▶ Aim
Give back every line exactly as it appears, pictures excluded.

▶ Task inputs
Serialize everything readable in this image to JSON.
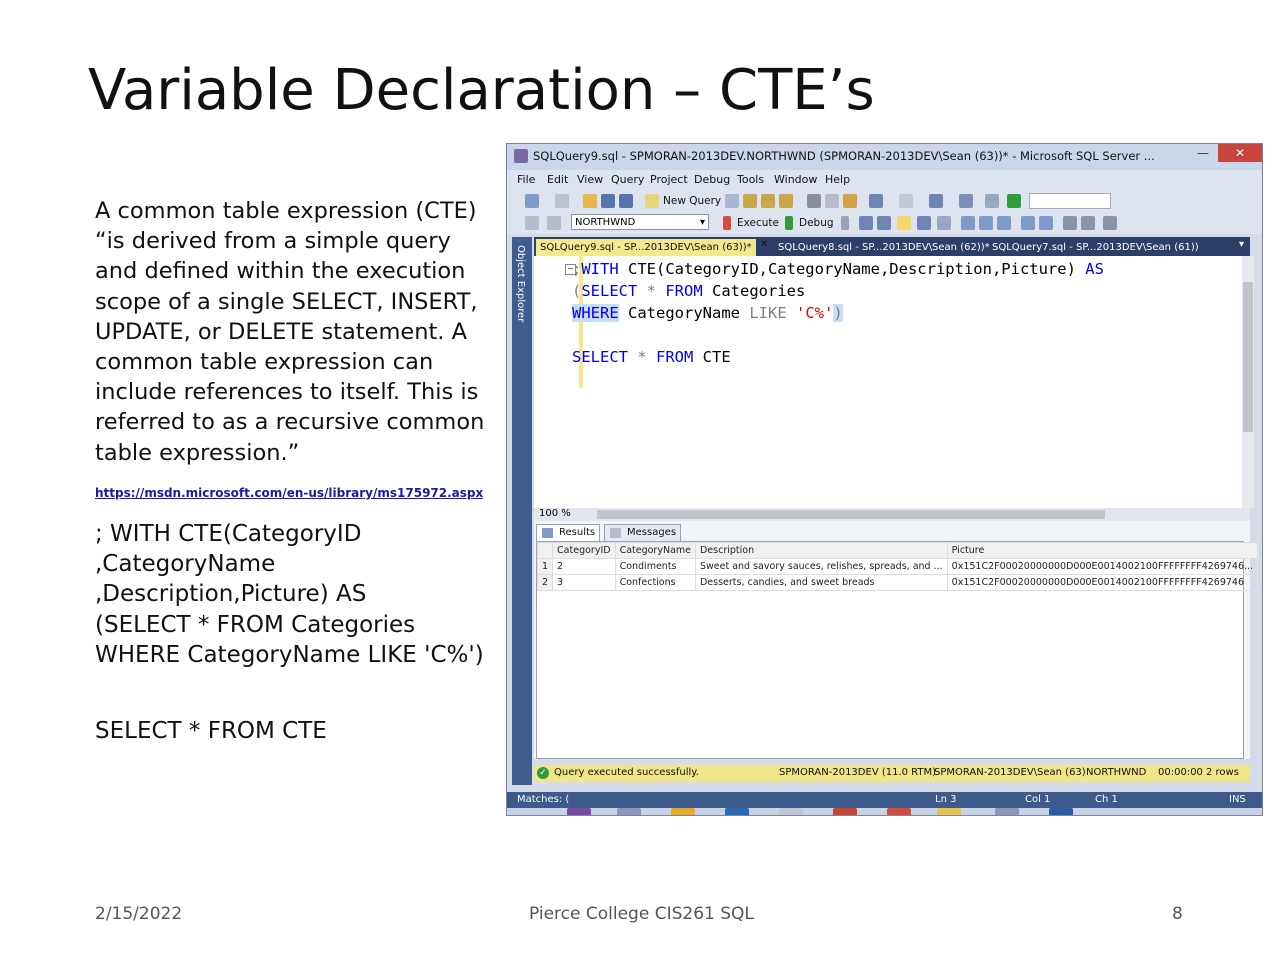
{
  "slide": {
    "title": "Variable Declaration – CTE’s",
    "quote": "A common table expression (CTE) “is derived from a simple query and defined within the execution scope of a single SELECT, INSERT, UPDATE, or DELETE statement. A common table expression can include references to itself. This is referred to as a recursive common table expression.”",
    "link": "https://msdn.microsoft.com/en-us/library/ms175972.aspx",
    "code_lines": [
      "; WITH CTE(CategoryID",
      ",CategoryName",
      ",Description,Picture) AS",
      "(SELECT * FROM Categories",
      "WHERE CategoryName LIKE 'C%')"
    ],
    "select_line": "SELECT * FROM CTE",
    "footer_date": "2/15/2022",
    "footer_center": "Pierce College CIS261 SQL",
    "page_number": "8"
  },
  "ssms": {
    "window_title": "SQLQuery9.sql - SPMORAN-2013DEV.NORTHWND (SPMORAN-2013DEV\\Sean (63))* - Microsoft SQL Server ...",
    "menu": [
      "File",
      "Edit",
      "View",
      "Query",
      "Project",
      "Debug",
      "Tools",
      "Window",
      "Help"
    ],
    "toolbar1": {
      "new_query": "New Query"
    },
    "toolbar2": {
      "database": "NORTHWND",
      "execute": "Execute",
      "debug": "Debug"
    },
    "object_explorer": "Object Explorer",
    "tabs": [
      "SQLQuery9.sql - SP...2013DEV\\Sean (63))*",
      "SQLQuery8.sql - SP...2013DEV\\Sean (62))*",
      "SQLQuery7.sql - SP...2013DEV\\Sean (61))"
    ],
    "editor": {
      "line1": {
        "prefix": ";",
        "kw_with": "WITH",
        "rest": " CTE(CategoryID,CategoryName,Description,Picture) ",
        "kw_as": "AS"
      },
      "line2": {
        "open": "(",
        "kw_select": "SELECT",
        "star": " * ",
        "kw_from": "FROM",
        "table": " Categories"
      },
      "line3": {
        "kw_where": "WHERE",
        "col": " CategoryName ",
        "kw_like": "LIKE",
        "str": " 'C%'",
        "close": ")"
      },
      "line5": {
        "kw_select": "SELECT",
        "star": " * ",
        "kw_from": "FROM",
        "table": " CTE"
      }
    },
    "zoom": "100 %",
    "results_tabs": {
      "results": "Results",
      "messages": "Messages"
    },
    "grid": {
      "columns": [
        "CategoryID",
        "CategoryName",
        "Description",
        "Picture"
      ],
      "rows": [
        {
          "n": "1",
          "CategoryID": "2",
          "CategoryName": "Condiments",
          "Description": "Sweet and savory sauces, relishes, spreads, and ...",
          "Picture": "0x151C2F00020000000D000E0014002100FFFFFFFF4269746..."
        },
        {
          "n": "2",
          "CategoryID": "3",
          "CategoryName": "Confections",
          "Description": "Desserts, candies, and sweet breads",
          "Picture": "0x151C2F00020000000D000E0014002100FFFFFFFF4269746"
        }
      ]
    },
    "status": {
      "message": "Query executed successfully.",
      "server": "SPMORAN-2013DEV (11.0 RTM)",
      "user": "SPMORAN-2013DEV\\Sean (63)",
      "db": "NORTHWND",
      "time": "00:00:00",
      "rows": "2 rows"
    },
    "outer_status": {
      "matches": "Matches: (",
      "ln": "Ln 3",
      "col": "Col 1",
      "ch": "Ch 1",
      "ins": "INS"
    }
  }
}
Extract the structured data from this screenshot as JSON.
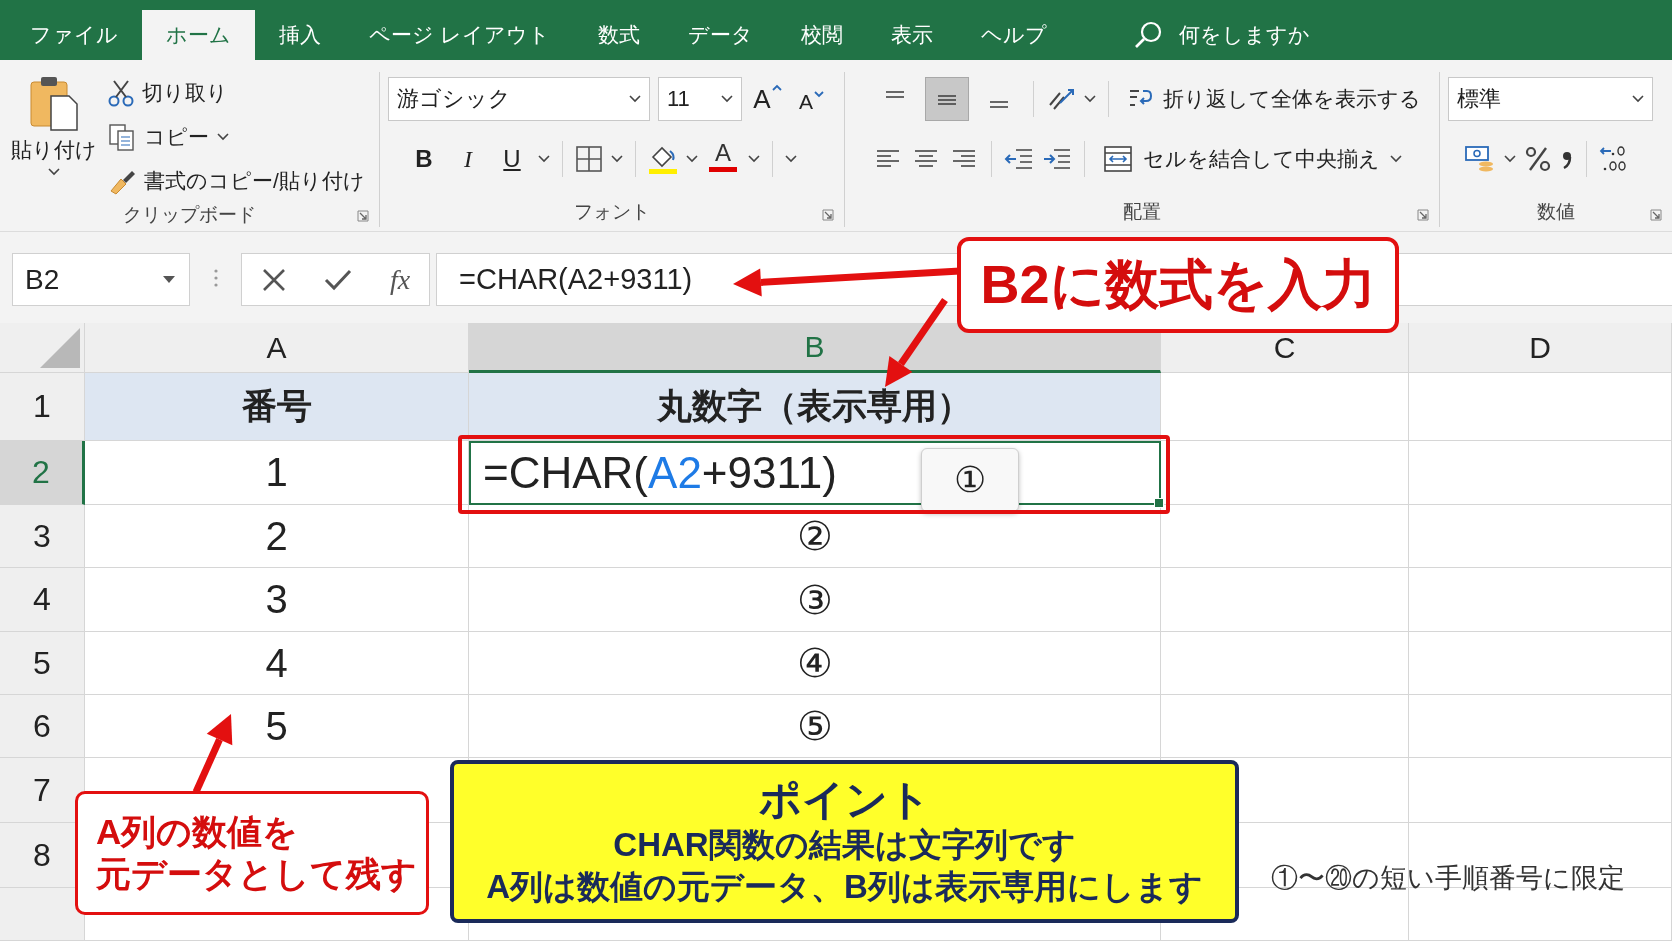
{
  "ribbon_tabs": [
    {
      "label": "ファイル",
      "selected": false
    },
    {
      "label": "ホーム",
      "selected": true
    },
    {
      "label": "挿入",
      "selected": false
    },
    {
      "label": "ページ レイアウト",
      "selected": false
    },
    {
      "label": "数式",
      "selected": false
    },
    {
      "label": "データ",
      "selected": false
    },
    {
      "label": "校閲",
      "selected": false
    },
    {
      "label": "表示",
      "selected": false
    },
    {
      "label": "ヘルプ",
      "selected": false
    }
  ],
  "tell_me": {
    "placeholder": "何をしますか"
  },
  "clipboard": {
    "paste": "貼り付け",
    "cut": "切り取り",
    "copy": "コピー",
    "format_painter": "書式のコピー/貼り付け",
    "group_label": "クリップボード"
  },
  "font": {
    "name": "游ゴシック",
    "size": "11",
    "grow": "A",
    "shrink": "A",
    "styles": [
      {
        "label": "B",
        "kind": "bold"
      },
      {
        "label": "I",
        "kind": "italic"
      },
      {
        "label": "U",
        "kind": "underline"
      }
    ],
    "font_color": "A",
    "group_label": "フォント"
  },
  "alignment": {
    "vertical": [
      {
        "kind": "top",
        "selected": false
      },
      {
        "kind": "middle",
        "selected": true
      },
      {
        "kind": "bottom",
        "selected": false
      }
    ],
    "wrap_text": "折り返して全体を表示する",
    "merge_center": "セルを結合して中央揃え",
    "group_label": "配置"
  },
  "number": {
    "format": "標準",
    "group_label": "数値"
  },
  "formula_bar": {
    "name_box": "B2",
    "fx": "fx",
    "formula": "=CHAR(A2+9311)"
  },
  "columns": [
    {
      "label": "A",
      "selected": false
    },
    {
      "label": "B",
      "selected": true
    },
    {
      "label": "C",
      "selected": false
    },
    {
      "label": "D",
      "selected": false
    }
  ],
  "rows": [
    {
      "number": "1",
      "selected": false,
      "kind": "header",
      "a": "番号",
      "b": "丸数字（表示専用）"
    },
    {
      "number": "2",
      "selected": true,
      "kind": "editing",
      "a": "1",
      "b_parts": [
        {
          "text": "=CHAR(",
          "kind": "plain"
        },
        {
          "text": "A2",
          "kind": "ref"
        },
        {
          "text": "+9311)",
          "kind": "plain"
        }
      ],
      "b_preview": "①"
    },
    {
      "number": "3",
      "selected": false,
      "kind": "data",
      "a": "2",
      "b": "②"
    },
    {
      "number": "4",
      "selected": false,
      "kind": "data",
      "a": "3",
      "b": "③"
    },
    {
      "number": "5",
      "selected": false,
      "kind": "data",
      "a": "4",
      "b": "④"
    },
    {
      "number": "6",
      "selected": false,
      "kind": "data",
      "a": "5",
      "b": "⑤"
    },
    {
      "number": "7",
      "selected": false,
      "kind": "empty"
    },
    {
      "number": "8",
      "selected": false,
      "kind": "empty"
    }
  ],
  "formula_callout": {
    "text": "B2に数式を入力"
  },
  "column_a_callout": {
    "lines": [
      "A列の数値を",
      "元データとして残す"
    ]
  },
  "point_box": {
    "title": "ポイント",
    "lines": [
      "CHAR関数の結果は文字列です",
      "A列は数値の元データ、B列は表示専用にします"
    ]
  },
  "note": "①〜⑳の短い手順番号に限定"
}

▶ Response for this exercise
Serialize everything readable in this image to JSON.
{
  "slide": {
    "title": "Variable Declaration – CTE’s",
    "quote": "A common table expression (CTE) “is derived from a simple query and defined within the execution scope of a single SELECT, INSERT, UPDATE, or DELETE statement. A common table expression can include references to itself. This is referred to as a recursive common table expression.”",
    "link": "https://msdn.microsoft.com/en-us/library/ms175972.aspx",
    "code_lines": [
      "; WITH CTE(CategoryID",
      ",CategoryName",
      ",Description,Picture) AS",
      "(SELECT * FROM Categories",
      "WHERE CategoryName LIKE 'C%')"
    ],
    "select_line": "SELECT * FROM CTE",
    "footer_date": "2/15/2022",
    "footer_center": "Pierce College CIS261 SQL",
    "page_number": "8"
  },
  "ssms": {
    "window_title": "SQLQuery9.sql - SPMORAN-2013DEV.NORTHWND (SPMORAN-2013DEV\\Sean (63))* - Microsoft SQL Server ...",
    "menu": [
      "File",
      "Edit",
      "View",
      "Query",
      "Project",
      "Debug",
      "Tools",
      "Window",
      "Help"
    ],
    "toolbar1": {
      "new_query": "New Query"
    },
    "toolbar2": {
      "database": "NORTHWND",
      "execute": "Execute",
      "debug": "Debug"
    },
    "object_explorer": "Object Explorer",
    "tabs": [
      "SQLQuery9.sql - SP...2013DEV\\Sean (63))*",
      "SQLQuery8.sql - SP...2013DEV\\Sean (62))*",
      "SQLQuery7.sql - SP...2013DEV\\Sean (61))"
    ],
    "editor": {
      "line1": {
        "prefix": ";",
        "kw_with": "WITH",
        "rest": " CTE(CategoryID,CategoryName,Description,Picture) ",
        "kw_as": "AS"
      },
      "line2": {
        "open": "(",
        "kw_select": "SELECT",
        "star": " * ",
        "kw_from": "FROM",
        "table": " Categories"
      },
      "line3": {
        "kw_where": "WHERE",
        "col": " CategoryName ",
        "kw_like": "LIKE",
        "str": " 'C%'",
        "close": ")"
      },
      "line5": {
        "kw_select": "SELECT",
        "star": " * ",
        "kw_from": "FROM",
        "table": " CTE"
      }
    },
    "zoom": "100 %",
    "results_tabs": {
      "results": "Results",
      "messages": "Messages"
    },
    "grid": {
      "columns": [
        "CategoryID",
        "CategoryName",
        "Description",
        "Picture"
      ],
      "rows": [
        {
          "n": "1",
          "CategoryID": "2",
          "CategoryName": "Condiments",
          "Description": "Sweet and savory sauces, relishes, spreads, and ...",
          "Picture": "0x151C2F00020000000D000E0014002100FFFFFFFF4269746..."
        },
        {
          "n": "2",
          "CategoryID": "3",
          "CategoryName": "Confections",
          "Description": "Desserts, candies, and sweet breads",
          "Picture": "0x151C2F00020000000D000E0014002100FFFFFFFF4269746"
        }
      ]
    },
    "status": {
      "message": "Query executed successfully.",
      "server": "SPMORAN-2013DEV (11.0 RTM)",
      "user": "SPMORAN-2013DEV\\Sean (63)",
      "db": "NORTHWND",
      "time": "00:00:00",
      "rows": "2 rows"
    },
    "outer_status": {
      "matches": "Matches: (",
      "ln": "Ln 3",
      "col": "Col 1",
      "ch": "Ch 1",
      "ins": "INS"
    }
  }
}
Extract the structured data from this screenshot as JSON.
{
  "ribbon_tabs": [
    {
      "label": "ファイル",
      "selected": false
    },
    {
      "label": "ホーム",
      "selected": true
    },
    {
      "label": "挿入",
      "selected": false
    },
    {
      "label": "ページ レイアウト",
      "selected": false
    },
    {
      "label": "数式",
      "selected": false
    },
    {
      "label": "データ",
      "selected": false
    },
    {
      "label": "校閲",
      "selected": false
    },
    {
      "label": "表示",
      "selected": false
    },
    {
      "label": "ヘルプ",
      "selected": false
    }
  ],
  "tell_me": {
    "placeholder": "何をしますか"
  },
  "clipboard": {
    "paste": "貼り付け",
    "cut": "切り取り",
    "copy": "コピー",
    "format_painter": "書式のコピー/貼り付け",
    "group_label": "クリップボード"
  },
  "font": {
    "name": "游ゴシック",
    "size": "11",
    "grow": "A",
    "shrink": "A",
    "styles": [
      {
        "label": "B",
        "kind": "bold"
      },
      {
        "label": "I",
        "kind": "italic"
      },
      {
        "label": "U",
        "kind": "underline"
      }
    ],
    "font_color": "A",
    "group_label": "フォント"
  },
  "alignment": {
    "vertical": [
      {
        "kind": "top",
        "selected": false
      },
      {
        "kind": "middle",
        "selected": true
      },
      {
        "kind": "bottom",
        "selected": false
      }
    ],
    "wrap_text": "折り返して全体を表示する",
    "merge_center": "セルを結合して中央揃え",
    "group_label": "配置"
  },
  "number": {
    "format": "標準",
    "group_label": "数値"
  },
  "formula_bar": {
    "name_box": "B2",
    "fx": "fx",
    "formula": "=CHAR(A2+9311)"
  },
  "columns": [
    {
      "label": "A",
      "selected": false
    },
    {
      "label": "B",
      "selected": true
    },
    {
      "label": "C",
      "selected": false
    },
    {
      "label": "D",
      "selected": false
    }
  ],
  "rows": [
    {
      "number": "1",
      "selected": false,
      "kind": "header",
      "a": "番号",
      "b": "丸数字（表示専用）"
    },
    {
      "number": "2",
      "selected": true,
      "kind": "editing",
      "a": "1",
      "b_parts": [
        {
          "text": "=CHAR(",
          "kind": "plain"
        },
        {
          "text": "A2",
          "kind": "ref"
        },
        {
          "text": "+9311)",
          "kind": "plain"
        }
      ],
      "b_preview": "①"
    },
    {
      "number": "3",
      "selected": false,
      "kind": "data",
      "a": "2",
      "b": "②"
    },
    {
      "number": "4",
      "selected": false,
      "kind": "data",
      "a": "3",
      "b": "③"
    },
    {
      "number": "5",
      "selected": false,
      "kind": "data",
      "a": "4",
      "b": "④"
    },
    {
      "number": "6",
      "selected": false,
      "kind": "data",
      "a": "5",
      "b": "⑤"
    },
    {
      "number": "7",
      "selected": false,
      "kind": "empty"
    },
    {
      "number": "8",
      "selected": false,
      "kind": "empty"
    }
  ],
  "formula_callout": {
    "text": "B2に数式を入力"
  },
  "column_a_callout": {
    "lines": [
      "A列の数値を",
      "元データとして残す"
    ]
  },
  "point_box": {
    "title": "ポイント",
    "lines": [
      "CHAR関数の結果は文字列です",
      "A列は数値の元データ、B列は表示専用にします"
    ]
  },
  "note": "①〜⑳の短い手順番号に限定"
}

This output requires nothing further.